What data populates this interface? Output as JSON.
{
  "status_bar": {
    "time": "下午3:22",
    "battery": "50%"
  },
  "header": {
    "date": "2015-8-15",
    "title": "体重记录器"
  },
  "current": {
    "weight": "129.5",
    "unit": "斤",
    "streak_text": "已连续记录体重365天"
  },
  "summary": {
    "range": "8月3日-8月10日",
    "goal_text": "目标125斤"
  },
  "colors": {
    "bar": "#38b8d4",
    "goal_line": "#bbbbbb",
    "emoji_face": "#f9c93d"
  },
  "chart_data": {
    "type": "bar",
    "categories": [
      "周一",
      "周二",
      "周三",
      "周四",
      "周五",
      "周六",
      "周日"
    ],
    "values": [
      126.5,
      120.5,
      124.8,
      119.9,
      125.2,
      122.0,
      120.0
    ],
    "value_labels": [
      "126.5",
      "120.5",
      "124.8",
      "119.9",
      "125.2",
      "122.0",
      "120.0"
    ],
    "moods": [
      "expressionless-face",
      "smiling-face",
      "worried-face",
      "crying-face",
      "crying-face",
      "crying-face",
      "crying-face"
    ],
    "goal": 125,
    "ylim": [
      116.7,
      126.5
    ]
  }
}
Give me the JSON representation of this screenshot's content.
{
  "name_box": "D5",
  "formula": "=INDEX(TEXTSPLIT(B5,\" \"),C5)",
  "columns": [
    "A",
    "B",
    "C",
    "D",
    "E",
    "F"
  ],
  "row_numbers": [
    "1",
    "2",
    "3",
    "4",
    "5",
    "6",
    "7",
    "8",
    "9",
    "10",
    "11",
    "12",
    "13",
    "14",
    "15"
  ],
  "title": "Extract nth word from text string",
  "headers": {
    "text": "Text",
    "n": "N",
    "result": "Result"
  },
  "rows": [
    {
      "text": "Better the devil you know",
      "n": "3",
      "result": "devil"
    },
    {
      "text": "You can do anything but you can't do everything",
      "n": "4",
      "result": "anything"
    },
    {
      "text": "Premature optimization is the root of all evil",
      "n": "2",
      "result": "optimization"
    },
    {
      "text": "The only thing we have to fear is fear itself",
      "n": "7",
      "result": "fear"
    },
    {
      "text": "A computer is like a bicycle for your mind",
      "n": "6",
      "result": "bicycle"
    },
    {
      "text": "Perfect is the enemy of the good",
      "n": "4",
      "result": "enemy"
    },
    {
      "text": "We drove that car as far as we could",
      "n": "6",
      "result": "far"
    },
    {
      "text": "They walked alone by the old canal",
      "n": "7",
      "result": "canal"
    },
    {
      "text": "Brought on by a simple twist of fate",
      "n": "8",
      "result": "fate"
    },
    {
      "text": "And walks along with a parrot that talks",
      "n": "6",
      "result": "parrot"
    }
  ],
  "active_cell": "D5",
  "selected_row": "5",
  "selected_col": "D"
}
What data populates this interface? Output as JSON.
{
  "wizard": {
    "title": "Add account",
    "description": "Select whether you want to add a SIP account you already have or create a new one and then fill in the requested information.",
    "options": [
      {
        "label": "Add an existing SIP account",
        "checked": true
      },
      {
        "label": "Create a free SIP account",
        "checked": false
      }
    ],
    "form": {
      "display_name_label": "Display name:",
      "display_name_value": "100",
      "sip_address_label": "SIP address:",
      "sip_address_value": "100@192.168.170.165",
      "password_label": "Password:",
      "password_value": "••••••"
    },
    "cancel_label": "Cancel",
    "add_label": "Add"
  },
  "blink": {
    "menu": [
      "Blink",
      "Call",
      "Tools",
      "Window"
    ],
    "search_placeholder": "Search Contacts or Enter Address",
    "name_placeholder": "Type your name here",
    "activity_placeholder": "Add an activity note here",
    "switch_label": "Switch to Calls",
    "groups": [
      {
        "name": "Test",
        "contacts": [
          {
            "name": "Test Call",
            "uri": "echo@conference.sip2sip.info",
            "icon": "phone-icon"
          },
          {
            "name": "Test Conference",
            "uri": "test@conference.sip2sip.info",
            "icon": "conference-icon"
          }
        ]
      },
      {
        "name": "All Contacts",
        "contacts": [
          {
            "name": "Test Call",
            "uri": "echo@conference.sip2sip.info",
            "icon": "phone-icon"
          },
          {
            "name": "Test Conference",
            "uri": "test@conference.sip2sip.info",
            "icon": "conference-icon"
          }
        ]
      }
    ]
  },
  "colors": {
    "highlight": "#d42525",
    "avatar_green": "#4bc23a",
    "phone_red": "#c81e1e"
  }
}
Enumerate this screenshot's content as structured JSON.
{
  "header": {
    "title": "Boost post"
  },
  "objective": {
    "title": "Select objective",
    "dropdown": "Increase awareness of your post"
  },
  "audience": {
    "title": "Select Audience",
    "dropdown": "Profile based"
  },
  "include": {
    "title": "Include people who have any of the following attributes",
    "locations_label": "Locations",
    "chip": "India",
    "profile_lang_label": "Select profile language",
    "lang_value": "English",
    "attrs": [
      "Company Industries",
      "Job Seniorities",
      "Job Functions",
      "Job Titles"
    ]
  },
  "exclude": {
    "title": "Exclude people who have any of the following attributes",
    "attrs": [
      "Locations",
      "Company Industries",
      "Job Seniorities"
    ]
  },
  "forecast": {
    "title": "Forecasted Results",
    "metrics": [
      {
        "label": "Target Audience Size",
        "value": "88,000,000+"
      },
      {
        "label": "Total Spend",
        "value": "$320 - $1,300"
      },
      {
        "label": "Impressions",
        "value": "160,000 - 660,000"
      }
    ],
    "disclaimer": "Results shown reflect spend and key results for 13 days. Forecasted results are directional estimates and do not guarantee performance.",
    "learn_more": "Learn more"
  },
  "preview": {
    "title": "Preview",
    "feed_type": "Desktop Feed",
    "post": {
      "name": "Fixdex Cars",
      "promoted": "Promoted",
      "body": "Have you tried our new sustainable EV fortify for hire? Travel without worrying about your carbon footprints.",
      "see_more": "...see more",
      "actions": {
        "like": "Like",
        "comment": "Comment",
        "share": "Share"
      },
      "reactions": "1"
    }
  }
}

# # #

Exercise directions
Repeat every line of the data, exactly and in full.

Correct answer
What data populates this interface? Output as JSON.
{
  "status_bar": {
    "time": "下午3:22",
    "battery": "50%"
  },
  "header": {
    "date": "2015-8-15",
    "title": "体重记录器"
  },
  "current": {
    "weight": "129.5",
    "unit": "斤",
    "streak_text": "已连续记录体重365天"
  },
  "summary": {
    "range": "8月3日-8月10日",
    "goal_text": "目标125斤"
  },
  "colors": {
    "bar": "#38b8d4",
    "goal_line": "#bbbbbb",
    "emoji_face": "#f9c93d"
  },
  "chart_data": {
    "type": "bar",
    "categories": [
      "周一",
      "周二",
      "周三",
      "周四",
      "周五",
      "周六",
      "周日"
    ],
    "values": [
      126.5,
      120.5,
      124.8,
      119.9,
      125.2,
      122.0,
      120.0
    ],
    "value_labels": [
      "126.5",
      "120.5",
      "124.8",
      "119.9",
      "125.2",
      "122.0",
      "120.0"
    ],
    "moods": [
      "expressionless-face",
      "smiling-face",
      "worried-face",
      "crying-face",
      "crying-face",
      "crying-face",
      "crying-face"
    ],
    "goal": 125,
    "ylim": [
      116.7,
      126.5
    ]
  }
}
Give me the JSON representation of this screenshot's content.
{
  "name_box": "D5",
  "formula": "=INDEX(TEXTSPLIT(B5,\" \"),C5)",
  "columns": [
    "A",
    "B",
    "C",
    "D",
    "E",
    "F"
  ],
  "row_numbers": [
    "1",
    "2",
    "3",
    "4",
    "5",
    "6",
    "7",
    "8",
    "9",
    "10",
    "11",
    "12",
    "13",
    "14",
    "15"
  ],
  "title": "Extract nth word from text string",
  "headers": {
    "text": "Text",
    "n": "N",
    "result": "Result"
  },
  "rows": [
    {
      "text": "Better the devil you know",
      "n": "3",
      "result": "devil"
    },
    {
      "text": "You can do anything but you can't do everything",
      "n": "4",
      "result": "anything"
    },
    {
      "text": "Premature optimization is the root of all evil",
      "n": "2",
      "result": "optimization"
    },
    {
      "text": "The only thing we have to fear is fear itself",
      "n": "7",
      "result": "fear"
    },
    {
      "text": "A computer is like a bicycle for your mind",
      "n": "6",
      "result": "bicycle"
    },
    {
      "text": "Perfect is the enemy of the good",
      "n": "4",
      "result": "enemy"
    },
    {
      "text": "We drove that car as far as we could",
      "n": "6",
      "result": "far"
    },
    {
      "text": "They walked alone by the old canal",
      "n": "7",
      "result": "canal"
    },
    {
      "text": "Brought on by a simple twist of fate",
      "n": "8",
      "result": "fate"
    },
    {
      "text": "And walks along with a parrot that talks",
      "n": "6",
      "result": "parrot"
    }
  ],
  "active_cell": "D5",
  "selected_row": "5",
  "selected_col": "D"
}
What data populates this interface? Output as JSON.
{
  "wizard": {
    "title": "Add account",
    "description": "Select whether you want to add a SIP account you already have or create a new one and then fill in the requested information.",
    "options": [
      {
        "label": "Add an existing SIP account",
        "checked": true
      },
      {
        "label": "Create a free SIP account",
        "checked": false
      }
    ],
    "form": {
      "display_name_label": "Display name:",
      "display_name_value": "100",
      "sip_address_label": "SIP address:",
      "sip_address_value": "100@192.168.170.165",
      "password_label": "Password:",
      "password_value": "••••••"
    },
    "cancel_label": "Cancel",
    "add_label": "Add"
  },
  "blink": {
    "menu": [
      "Blink",
      "Call",
      "Tools",
      "Window"
    ],
    "search_placeholder": "Search Contacts or Enter Address",
    "name_placeholder": "Type your name here",
    "activity_placeholder": "Add an activity note here",
    "switch_label": "Switch to Calls",
    "groups": [
      {
        "name": "Test",
        "contacts": [
          {
            "name": "Test Call",
            "uri": "echo@conference.sip2sip.info",
            "icon": "phone-icon"
          },
          {
            "name": "Test Conference",
            "uri": "test@conference.sip2sip.info",
            "icon": "conference-icon"
          }
        ]
      },
      {
        "name": "All Contacts",
        "contacts": [
          {
            "name": "Test Call",
            "uri": "echo@conference.sip2sip.info",
            "icon": "phone-icon"
          },
          {
            "name": "Test Conference",
            "uri": "test@conference.sip2sip.info",
            "icon": "conference-icon"
          }
        ]
      }
    ]
  },
  "colors": {
    "highlight": "#d42525",
    "avatar_green": "#4bc23a",
    "phone_red": "#c81e1e"
  }
}
Enumerate this screenshot's content as structured JSON.
{
  "header": {
    "title": "Boost post"
  },
  "objective": {
    "title": "Select objective",
    "dropdown": "Increase awareness of your post"
  },
  "audience": {
    "title": "Select Audience",
    "dropdown": "Profile based"
  },
  "include": {
    "title": "Include people who have any of the following attributes",
    "locations_label": "Locations",
    "chip": "India",
    "profile_lang_label": "Select profile language",
    "lang_value": "English",
    "attrs": [
      "Company Industries",
      "Job Seniorities",
      "Job Functions",
      "Job Titles"
    ]
  },
  "exclude": {
    "title": "Exclude people who have any of the following attributes",
    "attrs": [
      "Locations",
      "Company Industries",
      "Job Seniorities"
    ]
  },
  "forecast": {
    "title": "Forecasted Results",
    "metrics": [
      {
        "label": "Target Audience Size",
        "value": "88,000,000+"
      },
      {
        "label": "Total Spend",
        "value": "$320 - $1,300"
      },
      {
        "label": "Impressions",
        "value": "160,000 - 660,000"
      }
    ],
    "disclaimer": "Results shown reflect spend and key results for 13 days. Forecasted results are directional estimates and do not guarantee performance.",
    "learn_more": "Learn more"
  },
  "preview": {
    "title": "Preview",
    "feed_type": "Desktop Feed",
    "post": {
      "name": "Fixdex Cars",
      "promoted": "Promoted",
      "body": "Have you tried our new sustainable EV fortify for hire? Travel without worrying about your carbon footprints.",
      "see_more": "...see more",
      "actions": {
        "like": "Like",
        "comment": "Comment",
        "share": "Share"
      },
      "reactions": "1"
    }
  }
}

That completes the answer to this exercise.